-- Data for this task start --

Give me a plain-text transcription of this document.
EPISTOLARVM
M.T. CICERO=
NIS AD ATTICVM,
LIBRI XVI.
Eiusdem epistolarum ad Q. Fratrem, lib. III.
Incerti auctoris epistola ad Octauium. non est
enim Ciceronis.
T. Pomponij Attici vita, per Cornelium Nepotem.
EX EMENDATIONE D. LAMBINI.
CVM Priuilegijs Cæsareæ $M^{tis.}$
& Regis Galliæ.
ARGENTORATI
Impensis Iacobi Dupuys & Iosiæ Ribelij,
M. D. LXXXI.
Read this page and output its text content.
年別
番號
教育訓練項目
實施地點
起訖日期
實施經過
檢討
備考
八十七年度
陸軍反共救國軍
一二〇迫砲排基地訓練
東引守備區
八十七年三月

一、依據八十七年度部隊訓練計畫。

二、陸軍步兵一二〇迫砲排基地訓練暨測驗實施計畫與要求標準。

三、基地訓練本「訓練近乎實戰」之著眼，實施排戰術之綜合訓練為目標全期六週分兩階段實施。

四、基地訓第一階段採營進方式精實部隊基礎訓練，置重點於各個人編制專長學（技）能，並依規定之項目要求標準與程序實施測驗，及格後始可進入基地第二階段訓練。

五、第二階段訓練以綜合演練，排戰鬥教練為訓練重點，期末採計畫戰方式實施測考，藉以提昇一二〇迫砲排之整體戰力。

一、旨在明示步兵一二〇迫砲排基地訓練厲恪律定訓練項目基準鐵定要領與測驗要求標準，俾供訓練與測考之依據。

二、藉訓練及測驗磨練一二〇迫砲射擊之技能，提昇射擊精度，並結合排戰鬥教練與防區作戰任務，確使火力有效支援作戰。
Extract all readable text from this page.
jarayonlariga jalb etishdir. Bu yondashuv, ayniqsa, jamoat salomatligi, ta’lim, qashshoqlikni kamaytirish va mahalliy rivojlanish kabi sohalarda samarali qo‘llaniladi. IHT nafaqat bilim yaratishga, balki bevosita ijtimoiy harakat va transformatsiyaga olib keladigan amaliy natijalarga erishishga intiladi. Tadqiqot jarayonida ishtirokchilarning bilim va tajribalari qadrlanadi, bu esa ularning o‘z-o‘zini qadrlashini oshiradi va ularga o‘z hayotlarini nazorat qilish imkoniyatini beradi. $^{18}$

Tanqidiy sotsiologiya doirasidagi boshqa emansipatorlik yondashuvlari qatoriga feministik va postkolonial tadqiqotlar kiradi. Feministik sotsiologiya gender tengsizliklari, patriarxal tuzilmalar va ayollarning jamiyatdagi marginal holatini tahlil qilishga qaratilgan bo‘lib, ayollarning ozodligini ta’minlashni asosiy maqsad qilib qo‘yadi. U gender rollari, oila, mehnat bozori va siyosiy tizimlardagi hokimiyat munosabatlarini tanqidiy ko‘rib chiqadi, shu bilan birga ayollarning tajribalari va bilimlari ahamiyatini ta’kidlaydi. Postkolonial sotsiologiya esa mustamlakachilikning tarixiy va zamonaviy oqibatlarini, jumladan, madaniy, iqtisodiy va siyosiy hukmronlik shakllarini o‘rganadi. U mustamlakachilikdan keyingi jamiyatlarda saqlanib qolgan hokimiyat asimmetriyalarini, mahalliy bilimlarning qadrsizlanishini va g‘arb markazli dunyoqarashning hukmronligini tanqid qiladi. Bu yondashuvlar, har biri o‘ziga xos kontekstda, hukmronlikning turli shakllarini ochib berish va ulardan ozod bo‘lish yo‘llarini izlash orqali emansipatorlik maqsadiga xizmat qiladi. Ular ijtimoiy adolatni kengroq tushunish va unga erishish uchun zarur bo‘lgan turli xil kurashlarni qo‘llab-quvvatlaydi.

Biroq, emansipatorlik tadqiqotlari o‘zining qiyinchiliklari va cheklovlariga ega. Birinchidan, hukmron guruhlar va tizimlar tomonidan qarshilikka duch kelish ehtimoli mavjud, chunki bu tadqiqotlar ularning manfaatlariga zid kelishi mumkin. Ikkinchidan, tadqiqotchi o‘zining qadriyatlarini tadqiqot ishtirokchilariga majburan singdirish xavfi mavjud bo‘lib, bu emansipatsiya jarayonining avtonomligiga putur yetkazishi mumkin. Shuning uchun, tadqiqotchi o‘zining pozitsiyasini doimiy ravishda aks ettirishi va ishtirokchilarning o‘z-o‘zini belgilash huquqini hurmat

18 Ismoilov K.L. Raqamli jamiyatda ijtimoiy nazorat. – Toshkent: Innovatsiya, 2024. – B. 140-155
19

-- Data for this task end --

State how many lines of the records hold the string "ishtirokchilarning", and nothing else.

Full response:
2